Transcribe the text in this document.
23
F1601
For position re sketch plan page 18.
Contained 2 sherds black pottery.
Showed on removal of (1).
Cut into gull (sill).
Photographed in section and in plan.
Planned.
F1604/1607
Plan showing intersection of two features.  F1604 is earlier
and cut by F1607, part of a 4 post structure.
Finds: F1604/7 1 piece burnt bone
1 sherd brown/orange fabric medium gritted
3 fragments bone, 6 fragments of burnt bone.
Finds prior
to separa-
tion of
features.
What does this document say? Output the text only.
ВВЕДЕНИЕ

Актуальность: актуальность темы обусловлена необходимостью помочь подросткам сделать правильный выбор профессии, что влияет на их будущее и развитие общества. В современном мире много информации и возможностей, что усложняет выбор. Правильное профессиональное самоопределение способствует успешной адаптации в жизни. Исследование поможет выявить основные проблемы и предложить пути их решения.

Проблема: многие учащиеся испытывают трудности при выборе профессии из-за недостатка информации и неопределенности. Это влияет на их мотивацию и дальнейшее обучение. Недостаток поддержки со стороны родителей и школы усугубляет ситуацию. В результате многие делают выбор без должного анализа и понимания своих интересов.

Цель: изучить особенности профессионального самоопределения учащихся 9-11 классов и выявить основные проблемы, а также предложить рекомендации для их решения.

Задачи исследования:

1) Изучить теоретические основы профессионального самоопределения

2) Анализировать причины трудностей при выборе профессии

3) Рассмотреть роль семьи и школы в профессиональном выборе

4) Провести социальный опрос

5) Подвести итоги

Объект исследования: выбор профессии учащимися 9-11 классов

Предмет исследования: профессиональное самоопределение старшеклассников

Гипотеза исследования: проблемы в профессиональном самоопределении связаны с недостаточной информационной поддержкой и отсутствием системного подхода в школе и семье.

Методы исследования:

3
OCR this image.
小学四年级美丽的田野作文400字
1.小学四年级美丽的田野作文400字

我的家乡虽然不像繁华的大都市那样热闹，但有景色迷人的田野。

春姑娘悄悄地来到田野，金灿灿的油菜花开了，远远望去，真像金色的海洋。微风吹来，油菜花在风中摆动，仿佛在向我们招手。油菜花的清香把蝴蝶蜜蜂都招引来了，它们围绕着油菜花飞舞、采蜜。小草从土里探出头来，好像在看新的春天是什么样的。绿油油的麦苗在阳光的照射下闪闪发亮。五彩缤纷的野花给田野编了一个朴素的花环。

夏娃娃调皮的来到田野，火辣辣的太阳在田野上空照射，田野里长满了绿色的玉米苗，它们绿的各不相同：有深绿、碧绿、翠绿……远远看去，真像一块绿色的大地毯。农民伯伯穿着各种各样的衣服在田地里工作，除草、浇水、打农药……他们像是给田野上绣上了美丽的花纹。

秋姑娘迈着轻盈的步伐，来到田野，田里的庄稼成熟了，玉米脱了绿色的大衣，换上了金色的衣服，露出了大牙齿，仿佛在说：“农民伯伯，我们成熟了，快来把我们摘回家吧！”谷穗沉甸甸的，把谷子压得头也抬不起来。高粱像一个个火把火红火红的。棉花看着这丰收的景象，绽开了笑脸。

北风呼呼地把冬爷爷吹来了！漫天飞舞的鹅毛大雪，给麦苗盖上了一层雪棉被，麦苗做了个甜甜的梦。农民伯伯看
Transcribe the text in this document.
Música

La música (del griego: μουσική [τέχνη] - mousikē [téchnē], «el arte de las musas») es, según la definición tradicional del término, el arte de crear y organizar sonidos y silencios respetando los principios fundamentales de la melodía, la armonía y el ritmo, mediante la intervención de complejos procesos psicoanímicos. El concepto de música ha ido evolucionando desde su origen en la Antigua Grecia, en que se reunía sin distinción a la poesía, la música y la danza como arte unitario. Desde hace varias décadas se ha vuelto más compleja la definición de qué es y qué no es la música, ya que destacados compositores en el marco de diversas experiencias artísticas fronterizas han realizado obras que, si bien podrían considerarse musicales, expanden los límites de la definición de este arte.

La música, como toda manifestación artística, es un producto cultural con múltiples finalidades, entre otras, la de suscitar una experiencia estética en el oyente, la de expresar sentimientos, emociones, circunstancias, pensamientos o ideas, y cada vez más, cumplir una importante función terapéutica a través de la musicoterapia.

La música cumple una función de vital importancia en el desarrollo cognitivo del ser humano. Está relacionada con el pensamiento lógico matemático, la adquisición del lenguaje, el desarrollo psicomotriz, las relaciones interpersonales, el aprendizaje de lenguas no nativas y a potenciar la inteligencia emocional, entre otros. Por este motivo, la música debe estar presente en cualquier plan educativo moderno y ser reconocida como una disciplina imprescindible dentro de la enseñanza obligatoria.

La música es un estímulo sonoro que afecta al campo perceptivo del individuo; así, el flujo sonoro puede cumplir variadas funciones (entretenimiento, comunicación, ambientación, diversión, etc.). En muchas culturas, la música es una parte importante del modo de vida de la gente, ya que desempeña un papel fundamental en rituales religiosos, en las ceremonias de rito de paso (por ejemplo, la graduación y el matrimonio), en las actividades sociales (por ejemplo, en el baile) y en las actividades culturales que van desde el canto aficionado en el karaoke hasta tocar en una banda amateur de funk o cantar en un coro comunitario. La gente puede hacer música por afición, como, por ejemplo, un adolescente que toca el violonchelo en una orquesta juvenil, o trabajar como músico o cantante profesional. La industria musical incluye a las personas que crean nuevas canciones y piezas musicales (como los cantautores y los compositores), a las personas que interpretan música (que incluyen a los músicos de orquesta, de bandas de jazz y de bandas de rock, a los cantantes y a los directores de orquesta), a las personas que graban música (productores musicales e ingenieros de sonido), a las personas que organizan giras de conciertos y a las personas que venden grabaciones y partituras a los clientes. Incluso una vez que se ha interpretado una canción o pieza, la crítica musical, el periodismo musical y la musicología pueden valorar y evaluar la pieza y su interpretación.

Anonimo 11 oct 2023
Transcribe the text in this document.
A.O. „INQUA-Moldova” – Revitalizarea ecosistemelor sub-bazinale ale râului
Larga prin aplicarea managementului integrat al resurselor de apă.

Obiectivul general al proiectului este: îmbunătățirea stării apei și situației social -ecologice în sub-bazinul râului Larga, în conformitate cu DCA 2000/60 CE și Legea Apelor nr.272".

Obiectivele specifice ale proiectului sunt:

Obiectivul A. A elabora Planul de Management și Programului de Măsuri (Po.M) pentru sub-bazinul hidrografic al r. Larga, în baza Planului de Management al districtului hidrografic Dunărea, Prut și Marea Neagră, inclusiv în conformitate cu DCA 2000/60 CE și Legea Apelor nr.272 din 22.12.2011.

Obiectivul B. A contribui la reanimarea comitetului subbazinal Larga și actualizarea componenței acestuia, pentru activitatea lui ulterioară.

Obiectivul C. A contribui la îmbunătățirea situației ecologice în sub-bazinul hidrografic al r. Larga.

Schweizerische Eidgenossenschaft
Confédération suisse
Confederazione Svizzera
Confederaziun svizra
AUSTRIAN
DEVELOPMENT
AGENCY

AIM.
Output the listing above word for word.

CORRECT RESPONSE.
Transcribe the text in this document.
23
F1601
For position re sketch plan page 18.
Contained 2 sherds black pottery.
Showed on removal of (1).
Cut into gull (sill).
Photographed in section and in plan.
Planned.
F1604/1607
Plan showing intersection of two features.  F1604 is earlier
and cut by F1607, part of a 4 post structure.
Finds: F1604/7 1 piece burnt bone
1 sherd brown/orange fabric medium gritted
3 fragments bone, 6 fragments of burnt bone.
Finds prior
to separa-
tion of
features.
What does this document say? Output the text only.
ВВЕДЕНИЕ

Актуальность: актуальность темы обусловлена необходимостью помочь подросткам сделать правильный выбор профессии, что влияет на их будущее и развитие общества. В современном мире много информации и возможностей, что усложняет выбор. Правильное профессиональное самоопределение способствует успешной адаптации в жизни. Исследование поможет выявить основные проблемы и предложить пути их решения.

Проблема: многие учащиеся испытывают трудности при выборе профессии из-за недостатка информации и неопределенности. Это влияет на их мотивацию и дальнейшее обучение. Недостаток поддержки со стороны родителей и школы усугубляет ситуацию. В результате многие делают выбор без должного анализа и понимания своих интересов.

Цель: изучить особенности профессионального самоопределения учащихся 9-11 классов и выявить основные проблемы, а также предложить рекомендации для их решения.

Задачи исследования:

1) Изучить теоретические основы профессионального самоопределения

2) Анализировать причины трудностей при выборе профессии

3) Рассмотреть роль семьи и школы в профессиональном выборе

4) Провести социальный опрос

5) Подвести итоги

Объект исследования: выбор профессии учащимися 9-11 классов

Предмет исследования: профессиональное самоопределение старшеклассников

Гипотеза исследования: проблемы в профессиональном самоопределении связаны с недостаточной информационной поддержкой и отсутствием системного подхода в школе и семье.

Методы исследования:

3
OCR this image.
小学四年级美丽的田野作文400字
1.小学四年级美丽的田野作文400字

我的家乡虽然不像繁华的大都市那样热闹，但有景色迷人的田野。

春姑娘悄悄地来到田野，金灿灿的油菜花开了，远远望去，真像金色的海洋。微风吹来，油菜花在风中摆动，仿佛在向我们招手。油菜花的清香把蝴蝶蜜蜂都招引来了，它们围绕着油菜花飞舞、采蜜。小草从土里探出头来，好像在看新的春天是什么样的。绿油油的麦苗在阳光的照射下闪闪发亮。五彩缤纷的野花给田野编了一个朴素的花环。

夏娃娃调皮的来到田野，火辣辣的太阳在田野上空照射，田野里长满了绿色的玉米苗，它们绿的各不相同：有深绿、碧绿、翠绿……远远看去，真像一块绿色的大地毯。农民伯伯穿着各种各样的衣服在田地里工作，除草、浇水、打农药……他们像是给田野上绣上了美丽的花纹。

秋姑娘迈着轻盈的步伐，来到田野，田里的庄稼成熟了，玉米脱了绿色的大衣，换上了金色的衣服，露出了大牙齿，仿佛在说：“农民伯伯，我们成熟了，快来把我们摘回家吧！”谷穗沉甸甸的，把谷子压得头也抬不起来。高粱像一个个火把火红火红的。棉花看着这丰收的景象，绽开了笑脸。

北风呼呼地把冬爷爷吹来了！漫天飞舞的鹅毛大雪，给麦苗盖上了一层雪棉被，麦苗做了个甜甜的梦。农民伯伯看
Transcribe the text in this document.
Música

La música (del griego: μουσική [τέχνη] - mousikē [téchnē], «el arte de las musas») es, según la definición tradicional del término, el arte de crear y organizar sonidos y silencios respetando los principios fundamentales de la melodía, la armonía y el ritmo, mediante la intervención de complejos procesos psicoanímicos. El concepto de música ha ido evolucionando desde su origen en la Antigua Grecia, en que se reunía sin distinción a la poesía, la música y la danza como arte unitario. Desde hace varias décadas se ha vuelto más compleja la definición de qué es y qué no es la música, ya que destacados compositores en el marco de diversas experiencias artísticas fronterizas han realizado obras que, si bien podrían considerarse musicales, expanden los límites de la definición de este arte.

La música, como toda manifestación artística, es un producto cultural con múltiples finalidades, entre otras, la de suscitar una experiencia estética en el oyente, la de expresar sentimientos, emociones, circunstancias, pensamientos o ideas, y cada vez más, cumplir una importante función terapéutica a través de la musicoterapia.

La música cumple una función de vital importancia en el desarrollo cognitivo del ser humano. Está relacionada con el pensamiento lógico matemático, la adquisición del lenguaje, el desarrollo psicomotriz, las relaciones interpersonales, el aprendizaje de lenguas no nativas y a potenciar la inteligencia emocional, entre otros. Por este motivo, la música debe estar presente en cualquier plan educativo moderno y ser reconocida como una disciplina imprescindible dentro de la enseñanza obligatoria.

La música es un estímulo sonoro que afecta al campo perceptivo del individuo; así, el flujo sonoro puede cumplir variadas funciones (entretenimiento, comunicación, ambientación, diversión, etc.). En muchas culturas, la música es una parte importante del modo de vida de la gente, ya que desempeña un papel fundamental en rituales religiosos, en las ceremonias de rito de paso (por ejemplo, la graduación y el matrimonio), en las actividades sociales (por ejemplo, en el baile) y en las actividades culturales que van desde el canto aficionado en el karaoke hasta tocar en una banda amateur de funk o cantar en un coro comunitario. La gente puede hacer música por afición, como, por ejemplo, un adolescente que toca el violonchelo en una orquesta juvenil, o trabajar como músico o cantante profesional. La industria musical incluye a las personas que crean nuevas canciones y piezas musicales (como los cantautores y los compositores), a las personas que interpretan música (que incluyen a los músicos de orquesta, de bandas de jazz y de bandas de rock, a los cantantes y a los directores de orquesta), a las personas que graban música (productores musicales e ingenieros de sonido), a las personas que organizan giras de conciertos y a las personas que venden grabaciones y partituras a los clientes. Incluso una vez que se ha interpretado una canción o pieza, la crítica musical, el periodismo musical y la musicología pueden valorar y evaluar la pieza y su interpretación.

Anonimo 11 oct 2023
Transcribe the text in this document.
A.O. „INQUA-Moldova” – Revitalizarea ecosistemelor sub-bazinale ale râului
Larga prin aplicarea managementului integrat al resurselor de apă.

Obiectivul general al proiectului este: îmbunătățirea stării apei și situației social -ecologice în sub-bazinul râului Larga, în conformitate cu DCA 2000/60 CE și Legea Apelor nr.272".

Obiectivele specifice ale proiectului sunt:

Obiectivul A. A elabora Planul de Management și Programului de Măsuri (Po.M) pentru sub-bazinul hidrografic al r. Larga, în baza Planului de Management al districtului hidrografic Dunărea, Prut și Marea Neagră, inclusiv în conformitate cu DCA 2000/60 CE și Legea Apelor nr.272 din 22.12.2011.

Obiectivul B. A contribui la reanimarea comitetului subbazinal Larga și actualizarea componenței acestuia, pentru activitatea lui ulterioară.

Obiectivul C. A contribui la îmbunătățirea situației ecologice în sub-bazinul hidrografic al r. Larga.

Schweizerische Eidgenossenschaft
Confédération suisse
Confederazione Svizzera
Confederaziun svizra
AUSTRIAN
DEVELOPMENT
AGENCY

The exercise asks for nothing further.